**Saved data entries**
----------------

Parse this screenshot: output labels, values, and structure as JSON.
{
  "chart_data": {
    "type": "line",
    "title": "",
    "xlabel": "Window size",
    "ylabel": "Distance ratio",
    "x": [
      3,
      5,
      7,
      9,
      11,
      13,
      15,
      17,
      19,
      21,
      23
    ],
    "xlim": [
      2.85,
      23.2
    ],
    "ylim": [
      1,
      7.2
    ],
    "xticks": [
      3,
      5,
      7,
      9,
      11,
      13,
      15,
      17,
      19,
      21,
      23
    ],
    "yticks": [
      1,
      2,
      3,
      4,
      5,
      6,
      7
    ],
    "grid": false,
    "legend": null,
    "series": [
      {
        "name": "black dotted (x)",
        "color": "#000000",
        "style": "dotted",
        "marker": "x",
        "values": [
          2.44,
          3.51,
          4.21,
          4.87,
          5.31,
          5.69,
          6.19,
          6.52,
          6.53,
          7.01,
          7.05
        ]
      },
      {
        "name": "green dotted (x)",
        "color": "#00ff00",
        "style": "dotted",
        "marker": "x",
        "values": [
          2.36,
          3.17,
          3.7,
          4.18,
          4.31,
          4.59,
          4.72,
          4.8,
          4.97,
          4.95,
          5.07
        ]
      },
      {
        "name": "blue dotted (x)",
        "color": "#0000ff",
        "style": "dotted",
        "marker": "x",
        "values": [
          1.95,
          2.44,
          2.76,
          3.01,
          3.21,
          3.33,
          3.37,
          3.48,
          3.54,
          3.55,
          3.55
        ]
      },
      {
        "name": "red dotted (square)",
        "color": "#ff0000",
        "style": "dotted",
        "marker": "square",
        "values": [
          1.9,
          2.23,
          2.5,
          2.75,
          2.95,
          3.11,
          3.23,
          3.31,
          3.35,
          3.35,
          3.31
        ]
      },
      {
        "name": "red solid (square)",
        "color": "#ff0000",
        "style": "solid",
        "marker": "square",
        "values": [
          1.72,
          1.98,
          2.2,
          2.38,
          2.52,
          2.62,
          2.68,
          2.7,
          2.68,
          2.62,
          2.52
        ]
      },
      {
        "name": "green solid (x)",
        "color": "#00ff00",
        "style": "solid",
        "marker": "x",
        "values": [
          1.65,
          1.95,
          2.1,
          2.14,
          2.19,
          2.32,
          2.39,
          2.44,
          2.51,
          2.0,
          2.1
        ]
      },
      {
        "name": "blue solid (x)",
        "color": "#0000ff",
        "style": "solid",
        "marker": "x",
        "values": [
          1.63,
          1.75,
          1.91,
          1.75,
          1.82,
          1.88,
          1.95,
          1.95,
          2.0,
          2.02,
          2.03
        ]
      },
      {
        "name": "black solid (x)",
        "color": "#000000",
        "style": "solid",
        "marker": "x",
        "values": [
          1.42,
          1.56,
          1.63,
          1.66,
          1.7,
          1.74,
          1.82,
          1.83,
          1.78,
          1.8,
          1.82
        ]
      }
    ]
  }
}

----------------

**To be done**
Make an exact copy of the listing, including every line.

**Answer to this problem**
Parse this screenshot: output labels, values, and structure as JSON.
{
  "chart_data": {
    "type": "line",
    "title": "",
    "xlabel": "Window size",
    "ylabel": "Distance ratio",
    "x": [
      3,
      5,
      7,
      9,
      11,
      13,
      15,
      17,
      19,
      21,
      23
    ],
    "xlim": [
      2.85,
      23.2
    ],
    "ylim": [
      1,
      7.2
    ],
    "xticks": [
      3,
      5,
      7,
      9,
      11,
      13,
      15,
      17,
      19,
      21,
      23
    ],
    "yticks": [
      1,
      2,
      3,
      4,
      5,
      6,
      7
    ],
    "grid": false,
    "legend": null,
    "series": [
      {
        "name": "black dotted (x)",
        "color": "#000000",
        "style": "dotted",
        "marker": "x",
        "values": [
          2.44,
          3.51,
          4.21,
          4.87,
          5.31,
          5.69,
          6.19,
          6.52,
          6.53,
          7.01,
          7.05
        ]
      },
      {
        "name": "green dotted (x)",
        "color": "#00ff00",
        "style": "dotted",
        "marker": "x",
        "values": [
          2.36,
          3.17,
          3.7,
          4.18,
          4.31,
          4.59,
          4.72,
          4.8,
          4.97,
          4.95,
          5.07
        ]
      },
      {
        "name": "blue dotted (x)",
        "color": "#0000ff",
        "style": "dotted",
        "marker": "x",
        "values": [
          1.95,
          2.44,
          2.76,
          3.01,
          3.21,
          3.33,
          3.37,
          3.48,
          3.54,
          3.55,
          3.55
        ]
      },
      {
        "name": "red dotted (square)",
        "color": "#ff0000",
        "style": "dotted",
        "marker": "square",
        "values": [
          1.9,
          2.23,
          2.5,
          2.75,
          2.95,
          3.11,
          3.23,
          3.31,
          3.35,
          3.35,
          3.31
        ]
      },
      {
        "name": "red solid (square)",
        "color": "#ff0000",
        "style": "solid",
        "marker": "square",
        "values": [
          1.72,
          1.98,
          2.2,
          2.38,
          2.52,
          2.62,
          2.68,
          2.7,
          2.68,
          2.62,
          2.52
        ]
      },
      {
        "name": "green solid (x)",
        "color": "#00ff00",
        "style": "solid",
        "marker": "x",
        "values": [
          1.65,
          1.95,
          2.1,
          2.14,
          2.19,
          2.32,
          2.39,
          2.44,
          2.51,
          2.0,
          2.1
        ]
      },
      {
        "name": "blue solid (x)",
        "color": "#0000ff",
        "style": "solid",
        "marker": "x",
        "values": [
          1.63,
          1.75,
          1.91,
          1.75,
          1.82,
          1.88,
          1.95,
          1.95,
          2.0,
          2.02,
          2.03
        ]
      },
      {
        "name": "black solid (x)",
        "color": "#000000",
        "style": "solid",
        "marker": "x",
        "values": [
          1.42,
          1.56,
          1.63,
          1.66,
          1.7,
          1.74,
          1.82,
          1.83,
          1.78,
          1.8,
          1.82
        ]
      }
    ]
  }
}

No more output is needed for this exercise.